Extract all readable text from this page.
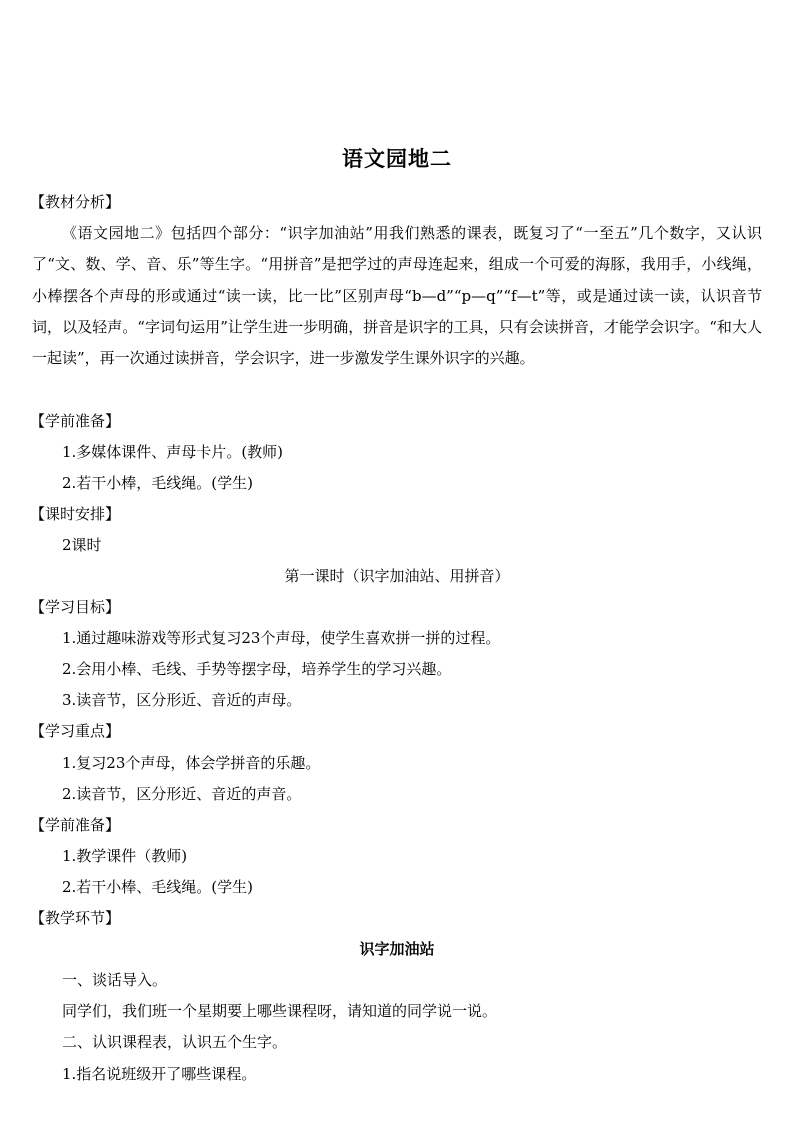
语文园地二
【教材分析】
《语文园地二》包括四个部分：“识字加油站”用我们熟悉的课表，既复习了“一至五”几个数字，又认识了“文、数、学、音、乐”等生字。“用拼音”是把学过的声母连起来，组成一个可爱的海豚，我用手，小线绳，小棒摆各个声母的形或通过“读一读，比一比”区别声母“b—d”“p—q”“f—t”等，或是通过读一读，认识音节词，以及轻声。“字词句运用”让学生进一步明确，拼音是识字的工具，只有会读拼音，才能学会识字。“和大人一起读”，再一次通过读拼音，学会识字，进一步激发学生课外识字的兴趣。
【学前准备】
1.多媒体课件、声母卡片。(教师)
2.若干小棒，毛线绳。(学生)
【课时安排】
2课时
第一课时（识字加油站、用拼音）
【学习目标】
1.通过趣味游戏等形式复习23个声母，使学生喜欢拼一拼的过程。
2.会用小棒、毛线、手势等摆字母，培养学生的学习兴趣。
3.读音节，区分形近、音近的声母。
【学习重点】
1.复习23个声母，体会学拼音的乐趣。
2.读音节，区分形近、音近的声音。
【学前准备】
1.教学课件（教师)
2.若干小棒、毛线绳。(学生)
【教学环节】
识字加油站
一、谈话导入。
同学们，我们班一个星期要上哪些课程呀，请知道的同学说一说。
二、认识课程表，认识五个生字。
1.指名说班级开了哪些课程。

WHAT TO WORK ON: Filter the entries down to the lines containing "语文园地二". Copy each of those lines.

WRITTEN SOLUTION:
语文园地二
《语文园地二》包括四个部分：“识字加油站”用我们熟悉的课表，既复习了“一至五”几个数字，又认识了“文、数、学、音、乐”等生字。“用拼音”是把学过的声母连起来，组成一个可爱的海豚，我用手，小线绳，小棒摆各个声母的形或通过“读一读，比一比”区别声母“b—d”“p—q”“f—t”等，或是通过读一读，认识音节词，以及轻声。“字词句运用”让学生进一步明确，拼音是识字的工具，只有会读拼音，才能学会识字。“和大人一起读”，再一次通过读拼音，学会识字，进一步激发学生课外识字的兴趣。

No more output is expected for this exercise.